(STATED GOAL A):
Answer these questions using the SKS thread.
(i) What listed price, before shipping, did the first poster pay for the rifle on gunbroker.com?
(ii) At which store did stratosboats buy an SKS?
(iii) How much does the first poster have to pay a dealer to transfer the gun?
(STATED GOAL B):
From the SKS thread, pull out everything from "I dont know" down to "on bulk prices.", word for word.

(DOCUMENT):
Start

# SKS questions



## olwhitee (Apr 10, 2004)

I just picked up a Yugo Model 59/66 SKS, and have a few questions.I have wanted one for a long time but only been able to find them ranging from 250 and up at the gun show. Finally I decided to buy one and found this one on gunbroker.com for 175.00 plus 25 shipping. So this cost me 200$. Good deal or not???(obviously it is better then the gunshow prices, but I wonder if I missed a deal somewhere by running out of patience) anyways......

What is a good price on the 7.62 ammo. There is a gun show this weekend and I would like to pick some up in bulk but I am not versed well enough in this size to know the price ranges.I have founf a 1000 round lot of Russian Golden Tiger for 180$ is this a good price?

I see these extended mags like the tapco 20 round mag, and I am wondering exactly how these install. I guess they take the place of the 10 round original, but I wonder how difficult it is to install a new one.

Is it worth the expense and trouble to add a larger mag, or should I just stick with stripper clips.

Anything else I should know about?

Thanks in advance

Was 175 dollars a good deal on this gun?


----------



## stratosboats (Jun 5, 2007)

I dont know if you have heard of or have a Dunhams sporting goods. Suprisingly they actually carry alot of older guns like that and lots of ak-47s. I bought my sks there and it was I believe $100.00 or right around there. They always have sales on the so I picked one up. I also bought my AK-47 there to and it was cheap. I just had to buy new clips for it since the ones that came with it were worn out and would jam the rounds. Now after picking up to clips at the gun show it works great. As far as ammo they both take the 7.62 and I know last year it was reasonable but the ammo has gone up. I am pretty sure its around $6.00 for a small box of 20 I think it is. I am not sure on bulk prices.


----------



## olwhitee (Apr 10, 2004)

Sounds like I wish I had a Duhams nearby, but no luck. Just found out that I need to pay a dealer 25 bucks on top of the rest to transfer the gun.

Oh well, sometimes you pay more when you get antsy....gotta get out and fish so I can save money....lol


----------



## ezbite (May 25, 2006)

End

(STORED DATA):
Start

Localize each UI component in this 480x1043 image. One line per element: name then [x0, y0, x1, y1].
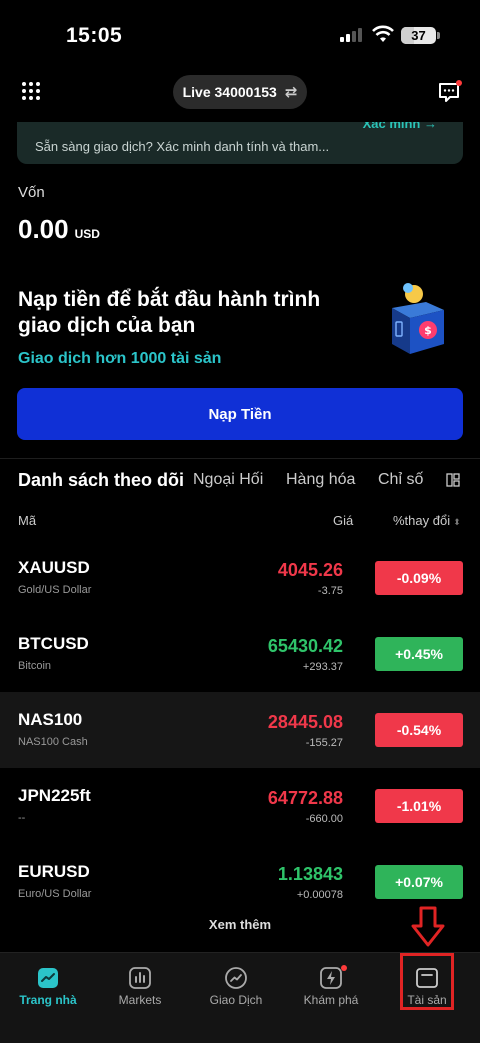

End

(EXERCISE RESPONSE A):
(i) $175.00
(ii) Dunhams sporting goods
(iii) 25 bucks

(EXERCISE RESPONSE B):
I dont know if you have heard of or have a Dunhams sporting goods. Suprisingly they actually carry alot of older guns like that and lots of ak-47s. I bought my sks there and it was I believe $100.00 or right around there. They always have sales on the so I picked one up. I also bought my AK-47 there to and it was cheap. I just had to buy new clips for it since the ones that came with it were worn out and would jam the rounds. Now after picking up to clips at the gun show it works great. As far as ammo they both take the 7.62 and I know last year it was reasonable but the ammo has gone up. I am pretty sure its around $6.00 for a small box of 20 I think it is. I am not sure on bulk prices.